Task objective »
State the number of lines with the string "screenshot" in them, and nothing else.

_____

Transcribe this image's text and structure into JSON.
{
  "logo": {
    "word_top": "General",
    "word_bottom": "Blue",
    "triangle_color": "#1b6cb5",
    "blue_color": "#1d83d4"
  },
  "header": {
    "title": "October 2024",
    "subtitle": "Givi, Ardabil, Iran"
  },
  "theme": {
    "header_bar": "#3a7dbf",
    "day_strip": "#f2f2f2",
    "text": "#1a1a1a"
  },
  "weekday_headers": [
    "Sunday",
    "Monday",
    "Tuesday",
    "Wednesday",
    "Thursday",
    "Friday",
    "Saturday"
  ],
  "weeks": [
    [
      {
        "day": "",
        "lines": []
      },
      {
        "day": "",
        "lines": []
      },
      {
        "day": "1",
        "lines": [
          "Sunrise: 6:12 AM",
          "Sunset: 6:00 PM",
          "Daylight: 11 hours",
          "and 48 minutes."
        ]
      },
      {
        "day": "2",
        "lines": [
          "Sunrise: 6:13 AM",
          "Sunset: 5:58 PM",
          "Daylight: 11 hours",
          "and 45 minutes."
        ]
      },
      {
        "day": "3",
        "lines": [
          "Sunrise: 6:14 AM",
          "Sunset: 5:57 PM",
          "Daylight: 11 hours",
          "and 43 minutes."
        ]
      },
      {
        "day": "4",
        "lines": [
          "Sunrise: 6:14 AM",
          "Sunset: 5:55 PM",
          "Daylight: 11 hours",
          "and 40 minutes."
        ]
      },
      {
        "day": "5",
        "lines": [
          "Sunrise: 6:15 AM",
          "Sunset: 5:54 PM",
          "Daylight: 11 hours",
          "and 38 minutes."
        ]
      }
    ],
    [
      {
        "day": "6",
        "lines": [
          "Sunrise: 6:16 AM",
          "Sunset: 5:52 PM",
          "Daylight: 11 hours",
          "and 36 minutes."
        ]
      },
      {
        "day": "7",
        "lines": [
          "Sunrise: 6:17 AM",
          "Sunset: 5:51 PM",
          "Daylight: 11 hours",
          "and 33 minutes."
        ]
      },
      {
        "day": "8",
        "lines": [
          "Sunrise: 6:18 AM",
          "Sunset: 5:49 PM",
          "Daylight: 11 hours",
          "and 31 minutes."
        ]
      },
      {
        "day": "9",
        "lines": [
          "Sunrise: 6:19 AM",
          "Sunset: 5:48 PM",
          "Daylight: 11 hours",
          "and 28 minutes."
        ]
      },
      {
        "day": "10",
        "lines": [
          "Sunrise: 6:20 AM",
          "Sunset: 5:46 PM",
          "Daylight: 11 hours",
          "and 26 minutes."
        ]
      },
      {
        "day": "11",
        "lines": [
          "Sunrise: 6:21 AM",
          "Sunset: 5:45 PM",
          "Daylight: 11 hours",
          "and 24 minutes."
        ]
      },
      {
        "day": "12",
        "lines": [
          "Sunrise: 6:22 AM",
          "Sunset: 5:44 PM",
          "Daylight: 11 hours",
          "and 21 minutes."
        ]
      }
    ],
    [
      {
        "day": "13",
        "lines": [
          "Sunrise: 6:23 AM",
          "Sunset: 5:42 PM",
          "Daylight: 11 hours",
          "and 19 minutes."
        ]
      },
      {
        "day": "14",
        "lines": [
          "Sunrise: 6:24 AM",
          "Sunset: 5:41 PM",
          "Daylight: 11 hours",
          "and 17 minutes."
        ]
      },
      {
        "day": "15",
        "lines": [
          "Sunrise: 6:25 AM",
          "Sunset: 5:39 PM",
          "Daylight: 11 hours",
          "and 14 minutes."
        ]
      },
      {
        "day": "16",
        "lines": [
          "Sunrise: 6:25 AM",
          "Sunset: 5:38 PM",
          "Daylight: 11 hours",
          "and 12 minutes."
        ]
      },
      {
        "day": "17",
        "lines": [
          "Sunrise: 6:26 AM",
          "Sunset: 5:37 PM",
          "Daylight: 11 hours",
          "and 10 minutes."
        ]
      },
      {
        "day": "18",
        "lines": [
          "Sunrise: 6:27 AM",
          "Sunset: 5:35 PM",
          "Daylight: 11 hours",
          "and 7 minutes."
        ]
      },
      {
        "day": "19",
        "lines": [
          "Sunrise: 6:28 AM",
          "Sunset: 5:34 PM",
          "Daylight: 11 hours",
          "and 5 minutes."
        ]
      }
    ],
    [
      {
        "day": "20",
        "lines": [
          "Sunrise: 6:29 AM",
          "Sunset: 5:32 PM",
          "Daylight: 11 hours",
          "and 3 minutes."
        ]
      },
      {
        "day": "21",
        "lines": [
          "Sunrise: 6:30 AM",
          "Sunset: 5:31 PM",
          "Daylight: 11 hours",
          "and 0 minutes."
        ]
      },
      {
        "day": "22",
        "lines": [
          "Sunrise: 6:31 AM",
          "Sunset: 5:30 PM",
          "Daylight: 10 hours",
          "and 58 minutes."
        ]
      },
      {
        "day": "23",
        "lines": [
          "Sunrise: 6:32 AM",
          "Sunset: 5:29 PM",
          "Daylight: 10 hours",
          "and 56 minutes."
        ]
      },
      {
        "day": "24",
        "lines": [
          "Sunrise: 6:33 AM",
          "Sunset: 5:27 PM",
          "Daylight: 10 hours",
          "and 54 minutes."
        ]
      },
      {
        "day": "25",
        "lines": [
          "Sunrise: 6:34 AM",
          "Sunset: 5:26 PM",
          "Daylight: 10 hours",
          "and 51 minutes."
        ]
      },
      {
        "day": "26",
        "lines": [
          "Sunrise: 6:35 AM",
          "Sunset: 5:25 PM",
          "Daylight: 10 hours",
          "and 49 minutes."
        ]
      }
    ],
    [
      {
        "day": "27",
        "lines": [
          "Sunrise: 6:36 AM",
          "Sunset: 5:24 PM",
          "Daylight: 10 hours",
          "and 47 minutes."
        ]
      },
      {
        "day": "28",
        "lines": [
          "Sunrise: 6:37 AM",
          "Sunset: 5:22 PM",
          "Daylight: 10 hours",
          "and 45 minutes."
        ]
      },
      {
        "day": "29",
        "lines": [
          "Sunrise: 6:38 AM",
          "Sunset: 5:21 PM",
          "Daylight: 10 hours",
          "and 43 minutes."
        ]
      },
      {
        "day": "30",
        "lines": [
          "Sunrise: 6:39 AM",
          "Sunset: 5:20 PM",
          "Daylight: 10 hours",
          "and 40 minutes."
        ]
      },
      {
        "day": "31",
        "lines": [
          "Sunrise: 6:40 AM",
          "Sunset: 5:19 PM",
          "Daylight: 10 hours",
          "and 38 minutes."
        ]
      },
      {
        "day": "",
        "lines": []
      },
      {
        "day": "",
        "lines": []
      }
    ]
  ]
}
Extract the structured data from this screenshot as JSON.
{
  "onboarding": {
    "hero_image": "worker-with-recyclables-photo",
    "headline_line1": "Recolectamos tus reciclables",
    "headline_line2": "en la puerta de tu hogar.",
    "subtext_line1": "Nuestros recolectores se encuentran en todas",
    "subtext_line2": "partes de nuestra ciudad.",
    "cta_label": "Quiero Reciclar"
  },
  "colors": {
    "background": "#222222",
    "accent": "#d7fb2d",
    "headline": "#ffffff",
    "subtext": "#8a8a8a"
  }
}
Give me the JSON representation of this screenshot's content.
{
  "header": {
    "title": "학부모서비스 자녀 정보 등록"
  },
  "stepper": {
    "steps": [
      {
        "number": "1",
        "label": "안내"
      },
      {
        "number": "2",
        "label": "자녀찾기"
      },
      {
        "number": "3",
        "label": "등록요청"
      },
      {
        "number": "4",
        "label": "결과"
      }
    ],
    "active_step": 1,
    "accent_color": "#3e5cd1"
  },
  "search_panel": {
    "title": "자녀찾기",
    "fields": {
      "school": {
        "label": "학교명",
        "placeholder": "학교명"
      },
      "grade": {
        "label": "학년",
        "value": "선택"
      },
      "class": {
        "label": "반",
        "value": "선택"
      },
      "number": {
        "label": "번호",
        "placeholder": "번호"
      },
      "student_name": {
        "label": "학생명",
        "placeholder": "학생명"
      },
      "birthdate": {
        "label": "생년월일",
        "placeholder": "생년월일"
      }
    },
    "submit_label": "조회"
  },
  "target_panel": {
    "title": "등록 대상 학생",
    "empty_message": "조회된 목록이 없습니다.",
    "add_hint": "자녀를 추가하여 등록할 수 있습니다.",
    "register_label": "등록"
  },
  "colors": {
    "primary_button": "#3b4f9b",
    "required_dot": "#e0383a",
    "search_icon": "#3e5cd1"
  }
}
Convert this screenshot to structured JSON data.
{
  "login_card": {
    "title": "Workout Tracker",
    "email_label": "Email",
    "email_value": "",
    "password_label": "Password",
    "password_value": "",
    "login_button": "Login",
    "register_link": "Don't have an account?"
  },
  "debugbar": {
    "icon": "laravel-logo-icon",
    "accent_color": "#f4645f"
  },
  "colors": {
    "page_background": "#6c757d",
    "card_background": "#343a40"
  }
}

_____

Problem solution »
3